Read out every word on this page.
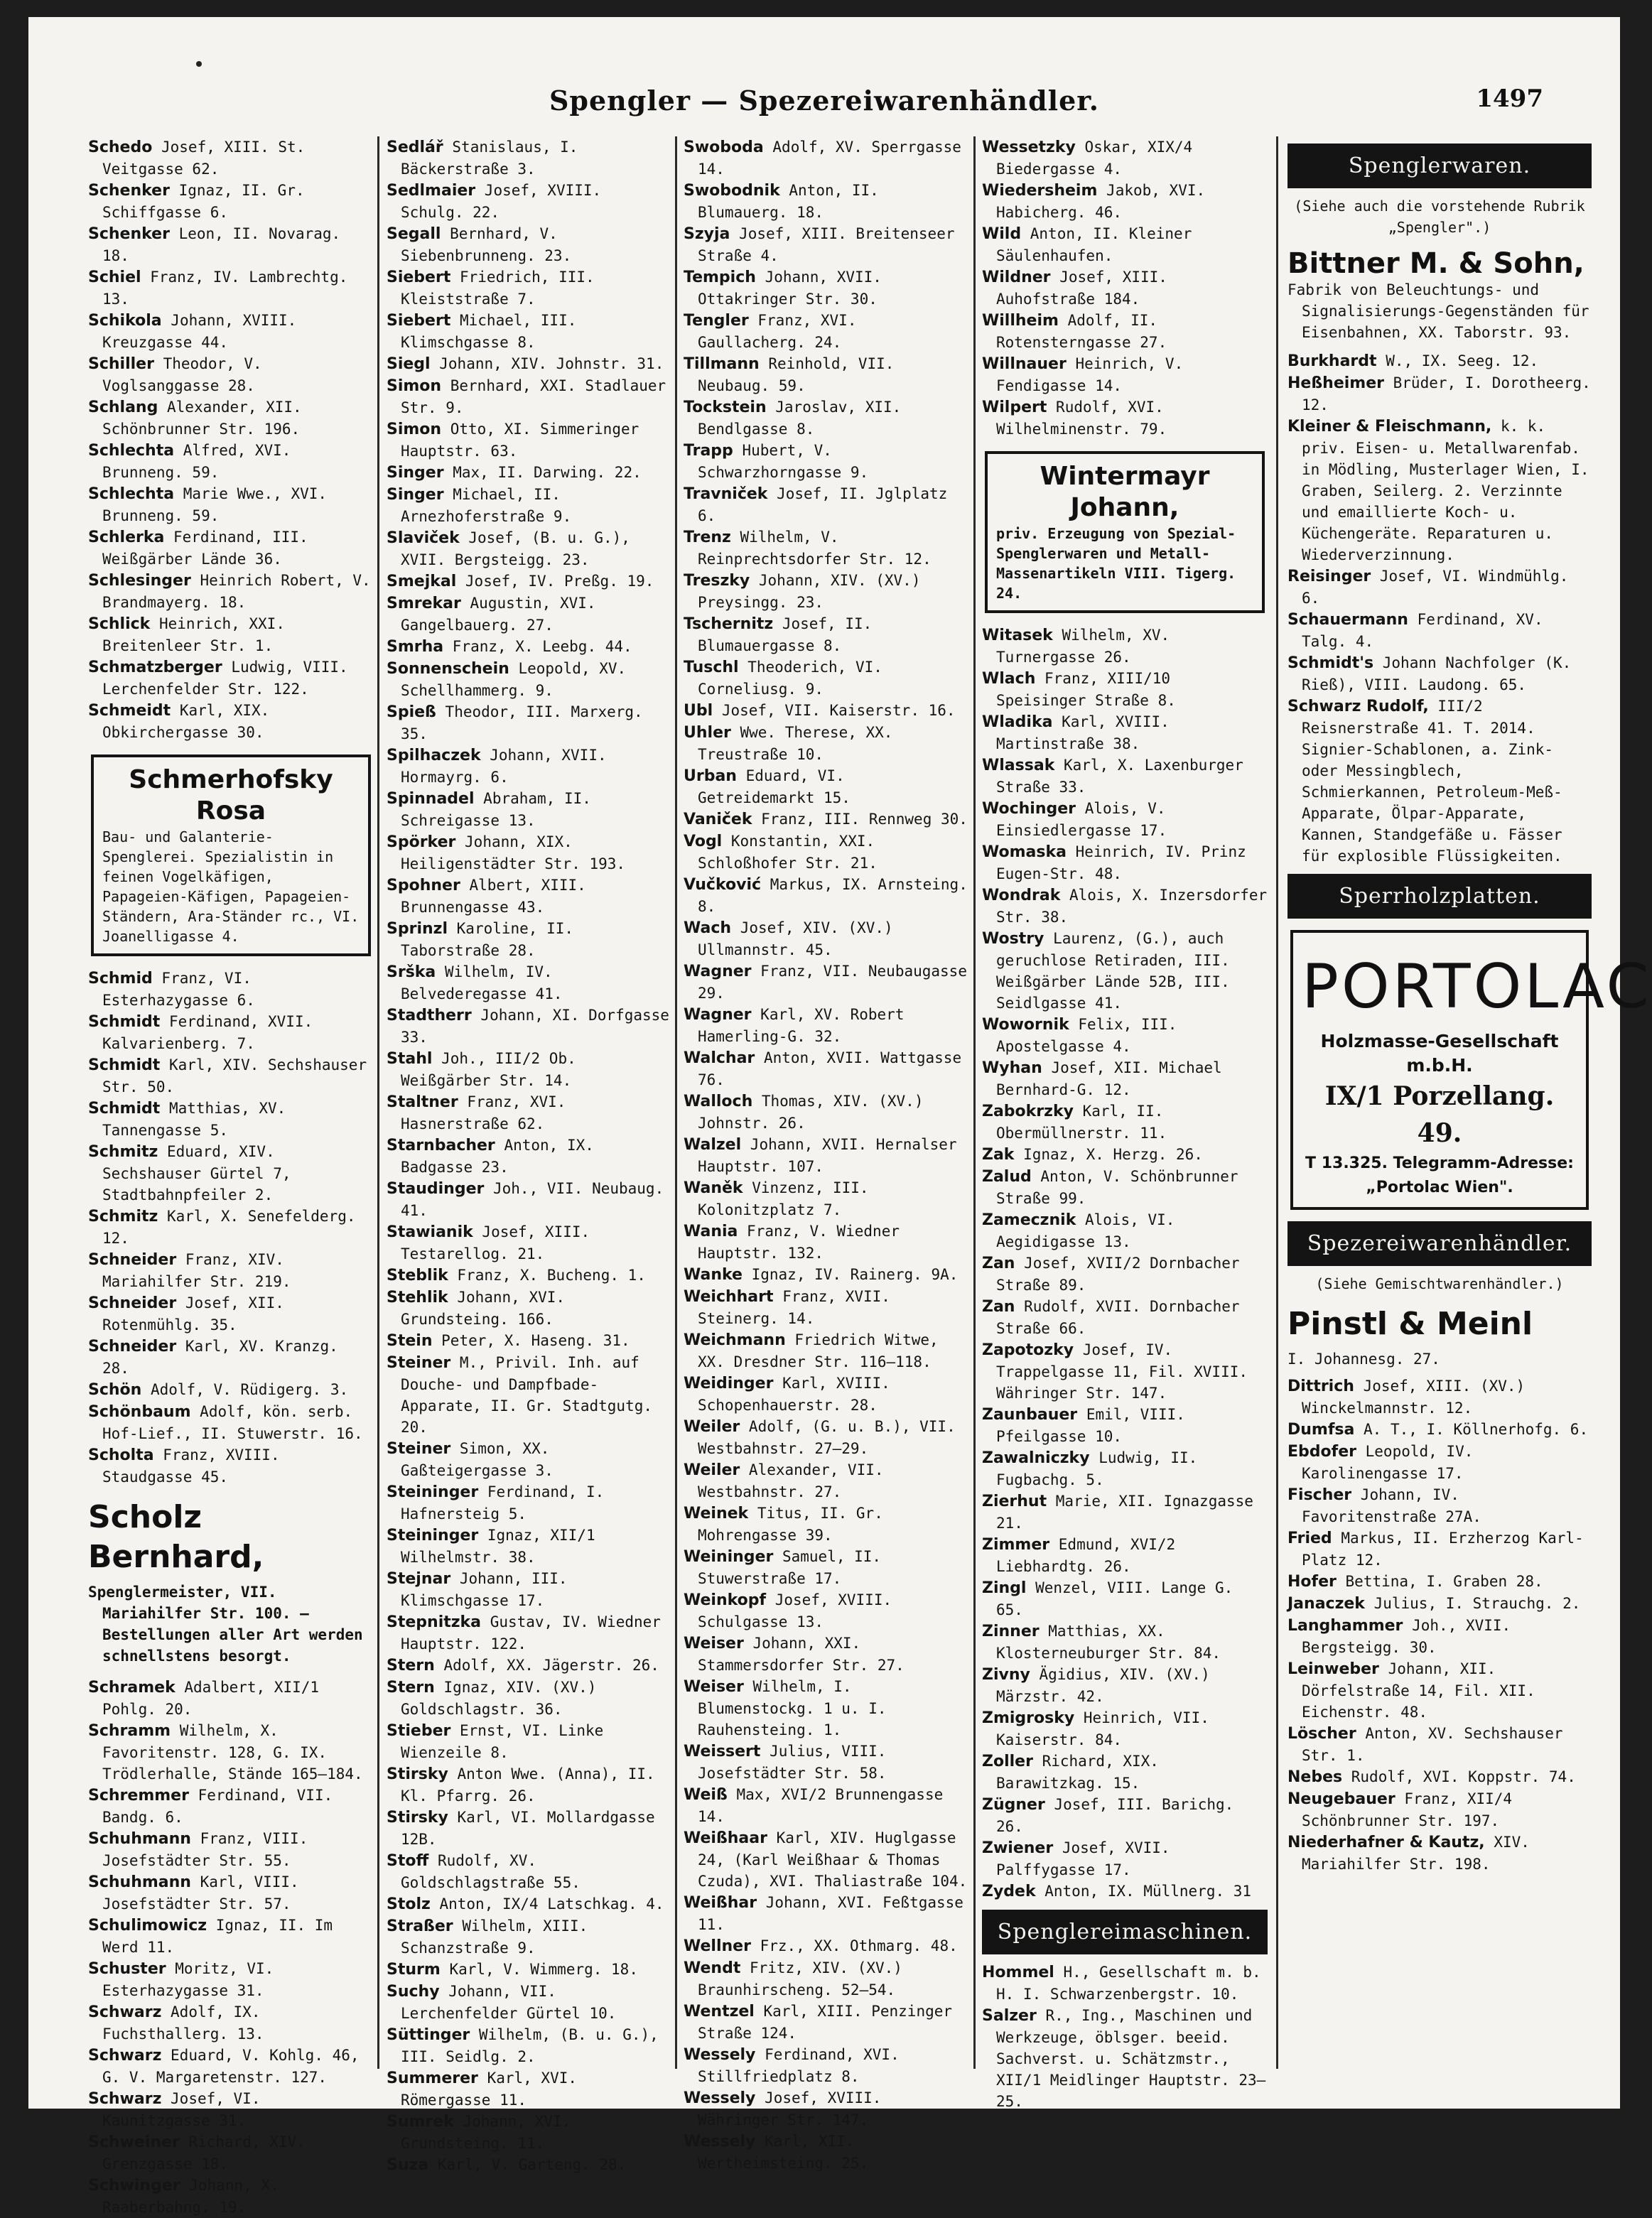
Spengler — Spezereiwarenhändler.	1497
Schedo Josef, XIII. St. Veitgasse 62.
Schenker Ignaz, II. Gr. Schiffgasse 6.
Schenker Leon, II. Novarag. 18.
Schiel Franz, IV. Lambrechtg. 13.
Schikola Johann, XVIII. Kreuzgasse 44.
Schiller Theodor, V. Voglsanggasse 28.
Schlang Alexander, XII. Schönbrunner Str. 196.
Schlechta Alfred, XVI. Brunneng. 59.
Schlechta Marie Wwe., XVI. Brunneng. 59.
Schlerka Ferdinand, III. Weißgärber Lände 36.
Schlesinger Heinrich Robert, V. Brandmayerg. 18.
Schlick Heinrich, XXI. Breitenleer Str. 1.
Schmatzberger Ludwig, VIII. Lerchenfelder Str. 122.
Schmeidt Karl, XIX. Obkirchergasse 30.
Schmerhofsky Rosa
Bau- und Galanterie-Spenglerei. Spezialistin in feinen Vogelkäfigen, Papageien-Käfigen, Papageien-Ständern, Ara-Ständer rc., VI. Joanelligasse 4.
Schmid Franz, VI. Esterhazygasse 6.
Schmidt Ferdinand, XVII. Kalvarienberg. 7.
Schmidt Karl, XIV. Sechshauser Str. 50.
Schmidt Matthias, XV. Tannengasse 5.
Schmitz Eduard, XIV. Sechshauser Gürtel 7, Stadtbahnpfeiler 2.
Schmitz Karl, X. Senefelderg. 12.
Schneider Franz, XIV. Mariahilfer Str. 219.
Schneider Josef, XII. Rotenmühlg. 35.
Schneider Karl, XV. Kranzg. 28.
Schön Adolf, V. Rüdigerg. 3.
Schönbaum Adolf, kön. serb. Hof-Lief., II. Stuwerstr. 16.
Scholta Franz, XVIII. Staudgasse 45.
Scholz Bernhard,
Spenglermeister, VII. Mariahilfer Str. 100. — Bestellungen aller Art werden schnellstens besorgt.
Schramek Adalbert, XII/1 Pohlg. 20.
Schramm Wilhelm, X. Favoritenstr. 128, G. IX. Trödlerhalle, Stände 165—184.
Schremmer Ferdinand, VII. Bandg. 6.
Schuhmann Franz, VIII. Josefstädter Str. 55.
Schuhmann Karl, VIII. Josefstädter Str. 57.
Schulimowicz Ignaz, II. Im Werd 11.
Schuster Moritz, VI. Esterhazygasse 31.
Schwarz Adolf, IX. Fuchsthallerg. 13.
Schwarz Eduard, V. Kohlg. 46, G. V. Margaretenstr. 127.
Schwarz Josef, VI. Kaunitzgasse 31.
Schweiner Richard, XIV. Grenzgasse 18.
Schwinger Johann, X. Raaberbahng. 19.
Sedlář Stanislaus, I. Bäckerstraße 3.
Sedlmaier Josef, XVIII. Schulg. 22.
Segall Bernhard, V. Siebenbrunneng. 23.
Siebert Friedrich, III. Kleiststraße 7.
Siebert Michael, III. Klimschgasse 8.
Siegl Johann, XIV. Johnstr. 31.
Simon Bernhard, XXI. Stadlauer Str. 9.
Simon Otto, XI. Simmeringer Hauptstr. 63.
Singer Max, II. Darwing. 22.
Singer Michael, II. Arnezhoferstraße 9.
Slaviček Josef, (B. u. G.), XVII. Bergsteigg. 23.
Smejkal Josef, IV. Preßg. 19.
Smrekar Augustin, XVI. Gangelbauerg. 27.
Smrha Franz, X. Leebg. 44.
Sonnenschein Leopold, XV. Schellhammerg. 9.
Spieß Theodor, III. Marxerg. 35.
Spilhaczek Johann, XVII. Hormayrg. 6.
Spinnadel Abraham, II. Schreigasse 13.
Spörker Johann, XIX. Heiligenstädter Str. 193.
Spohner Albert, XIII. Brunnengasse 43.
Sprinzl Karoline, II. Taborstraße 28.
Srška Wilhelm, IV. Belvederegasse 41.
Stadtherr Johann, XI. Dorfgasse 33.
Stahl Joh., III/2 Ob. Weißgärber Str. 14.
Staltner Franz, XVI. Hasnerstraße 62.
Starnbacher Anton, IX. Badgasse 23.
Staudinger Joh., VII. Neubaug. 41.
Stawianik Josef, XIII. Testarellog. 21.
Steblik Franz, X. Bucheng. 1.
Stehlik Johann, XVI. Grundsteing. 166.
Stein Peter, X. Haseng. 31.
Steiner M., Privil. Inh. auf Douche- und Dampfbade-Apparate, II. Gr. Stadtgutg. 20.
Steiner Simon, XX. Gaßteigergasse 3.
Steininger Ferdinand, I. Hafnersteig 5.
Steininger Ignaz, XII/1 Wilhelmstr. 38.
Stejnar Johann, III. Klimschgasse 17.
Stepnitzka Gustav, IV. Wiedner Hauptstr. 122.
Stern Adolf, XX. Jägerstr. 26.
Stern Ignaz, XIV. (XV.) Goldschlagstr. 36.
Stieber Ernst, VI. Linke Wienzeile 8.
Stirsky Anton Wwe. (Anna), II. Kl. Pfarrg. 26.
Stirsky Karl, VI. Mollardgasse 12B.
Stoff Rudolf, XV. Goldschlagstraße 55.
Stolz Anton, IX/4 Latschkag. 4.
Straßer Wilhelm, XIII. Schanzstraße 9.
Sturm Karl, V. Wimmerg. 18.
Suchy Johann, VII. Lerchenfelder Gürtel 10.
Süttinger Wilhelm, (B. u. G.), III. Seidlg. 2.
Summerer Karl, XVI. Römergasse 11.
Sumrek Johann, XVI. Grundsteing. 11.
Suza Karl, V. Garteng. 28.
Swoboda Adolf, XV. Sperrgasse 14.
Swobodnik Anton, II. Blumauerg. 18.
Szyja Josef, XIII. Breitenseer Straße 4.
Tempich Johann, XVII. Ottakringer Str. 30.
Tengler Franz, XVI. Gaullacherg. 24.
Tillmann Reinhold, VII. Neubaug. 59.
Tockstein Jaroslav, XII. Bendlgasse 8.
Trapp Hubert, V. Schwarzhorngasse 9.
Travniček Josef, II. Jglplatz 6.
Trenz Wilhelm, V. Reinprechtsdorfer Str. 12.
Treszky Johann, XIV. (XV.) Preysingg. 23.
Tschernitz Josef, II. Blumauergasse 8.
Tuschl Theoderich, VI. Corneliusg. 9.
Ubl Josef, VII. Kaiserstr. 16.
Uhler Wwe. Therese, XX. Treustraße 10.
Urban Eduard, VI. Getreidemarkt 15.
Vaniček Franz, III. Rennweg 30.
Vogl Konstantin, XXI. Schloßhofer Str. 21.
Vučković Markus, IX. Arnsteing. 8.
Wach Josef, XIV. (XV.) Ullmannstr. 45.
Wagner Franz, VII. Neubaugasse 29.
Wagner Karl, XV. Robert Hamerling-G. 32.
Walchar Anton, XVII. Wattgasse 76.
Walloch Thomas, XIV. (XV.) Johnstr. 26.
Walzel Johann, XVII. Hernalser Hauptstr. 107.
Waněk Vinzenz, III. Kolonitzplatz 7.
Wania Franz, V. Wiedner Hauptstr. 132.
Wanke Ignaz, IV. Rainerg. 9A.
Weichhart Franz, XVII. Steinerg. 14.
Weichmann Friedrich Witwe, XX. Dresdner Str. 116—118.
Weidinger Karl, XVIII. Schopenhauerstr. 28.
Weiler Adolf, (G. u. B.), VII. Westbahnstr. 27—29.
Weiler Alexander, VII. Westbahnstr. 27.
Weinek Titus, II. Gr. Mohrengasse 39.
Weininger Samuel, II. Stuwerstraße 17.
Weinkopf Josef, XVIII. Schulgasse 13.
Weiser Johann, XXI. Stammersdorfer Str. 27.
Weiser Wilhelm, I. Blumenstockg. 1 u. I. Rauhensteing. 1.
Weissert Julius, VIII. Josefstädter Str. 58.
Weiß Max, XVI/2 Brunnengasse 14.
Weißhaar Karl, XIV. Huglgasse 24, (Karl Weißhaar & Thomas Czuda), XVI. Thaliastraße 104.
Weißhar Johann, XVI. Feßtgasse 11.
Wellner Frz., XX. Othmarg. 48.
Wendt Fritz, XIV. (XV.) Braunhirscheng. 52—54.
Wentzel Karl, XIII. Penzinger Straße 124.
Wessely Ferdinand, XVI. Stillfriedplatz 8.
Wessely Josef, XVIII. Währinger Str. 147.
Wessely Karl, XII. Wertheimsteing. 25.
Wessetzky Oskar, XIX/4 Biedergasse 4.
Wiedersheim Jakob, XVI. Habicherg. 46.
Wild Anton, II. Kleiner Säulenhaufen.
Wildner Josef, XIII. Auhofstraße 184.
Willheim Adolf, II. Rotensterngasse 27.
Willnauer Heinrich, V. Fendigasse 14.
Wilpert Rudolf, XVI. Wilhelminenstr. 79.
Wintermayr Johann,
priv. Erzeugung von Spezial-Spenglerwaren und Metall-Massenartikeln VIII. Tigerg. 24.
Witasek Wilhelm, XV. Turnergasse 26.
Wlach Franz, XIII/10 Speisinger Straße 8.
Wladika Karl, XVIII. Martinstraße 38.
Wlassak Karl, X. Laxenburger Straße 33.
Wochinger Alois, V. Einsiedlergasse 17.
Womaska Heinrich, IV. Prinz Eugen-Str. 48.
Wondrak Alois, X. Inzersdorfer Str. 38.
Wostry Laurenz, (G.), auch geruchlose Retiraden, III. Weißgärber Lände 52B, III. Seidlgasse 41.
Wowornik Felix, III. Apostelgasse 4.
Wyhan Josef, XII. Michael Bernhard-G. 12.
Zabokrzky Karl, II. Obermüllnerstr. 11.
Zak Ignaz, X. Herzg. 26.
Zalud Anton, V. Schönbrunner Straße 99.
Zamecznik Alois, VI. Aegidigasse 13.
Zan Josef, XVII/2 Dornbacher Straße 89.
Zan Rudolf, XVII. Dornbacher Straße 66.
Zapotozky Josef, IV. Trappelgasse 11, Fil. XVIII. Währinger Str. 147.
Zaunbauer Emil, VIII. Pfeilgasse 10.
Zawalniczky Ludwig, II. Fugbachg. 5.
Zierhut Marie, XII. Ignazgasse 21.
Zimmer Edmund, XVI/2 Liebhardtg. 26.
Zingl Wenzel, VIII. Lange G. 65.
Zinner Matthias, XX. Klosterneuburger Str. 84.
Zivny Ägidius, XIV. (XV.) Märzstr. 42.
Zmigrosky Heinrich, VII. Kaiserstr. 84.
Zoller Richard, XIX. Barawitzkag. 15.
Zügner Josef, III. Barichg. 26.
Zwiener Josef, XVII. Palffygasse 17.
Zydek Anton, IX. Müllnerg. 31
Spenglereimaschinen.
Hommel H., Gesellschaft m. b. H. I. Schwarzenbergstr. 10.
Salzer R., Ing., Maschinen und Werkzeuge, öblsger. beeid. Sachverst. u. Schätzmstr., XII/1 Meidlinger Hauptstr. 23—25.
Spenglerwaren.
(Siehe auch die vorstehende Rubrik „Spengler".)
Bittner M. & Sohn,
Fabrik von Beleuchtungs- und Signalisierungs-Gegenständen für Eisenbahnen, XX. Taborstr. 93.
Burkhardt W., IX. Seeg. 12.
Heßheimer Brüder, I. Dorotheerg. 12.
Kleiner & Fleischmann, k. k. priv. Eisen- u. Metallwarenfab. in Mödling, Musterlager Wien, I. Graben, Seilerg. 2. Verzinnte und emaillierte Koch- u. Küchengeräte. Reparaturen u. Wiederverzinnung.
Reisinger Josef, VI. Windmühlg. 6.
Schauermann Ferdinand, XV. Talg. 4.
Schmidt's Johann Nachfolger (K. Rieß), VIII. Laudong. 65.
Schwarz Rudolf, III/2 Reisnerstraße 41. T. 2014. Signier-Schablonen, a. Zink- oder Messingblech, Schmierkannen, Petroleum-Meß-Apparate, Ölpar-Apparate, Kannen, Standgefäße u. Fässer für explosible Flüssigkeiten.
Sperrholzplatten.
PORTOLAC
Holzmasse-Gesellschaft m.b.H.
IX/1 Porzellang. 49.
T 13.325. Telegramm-Adresse: „Portolac Wien".
Spezereiwarenhändler.
(Siehe Gemischtwarenhändler.)
Pinstl & Meinl
I. Johannesg. 27.
Dittrich Josef, XIII. (XV.) Winckelmannstr. 12.
Dumfsa A. T., I. Köllnerhofg. 6.
Ebdofer Leopold, IV. Karolinengasse 17.
Fischer Johann, IV. Favoritenstraße 27A.
Fried Markus, II. Erzherzog Karl-Platz 12.
Hofer Bettina, I. Graben 28.
Janaczek Julius, I. Strauchg. 2.
Langhammer Joh., XVII. Bergsteigg. 30.
Leinweber Johann, XII. Dörfelstraße 14, Fil. XII. Eichenstr. 48.
Löscher Anton, XV. Sechshauser Str. 1.
Nebes Rudolf, XVI. Koppstr. 74.
Neugebauer Franz, XII/4 Schönbrunner Str. 197.
Niederhafner & Kautz, XIV. Mariahilfer Str. 198.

## GOAL
Check the data for the word "Spenglerwaren" and pull out the lines that have it.

## TASK RESULT
priv. Erzeugung von Spezial-Spenglerwaren und Metall-Massenartikeln VIII. Tigerg. 24.
Spenglerwaren.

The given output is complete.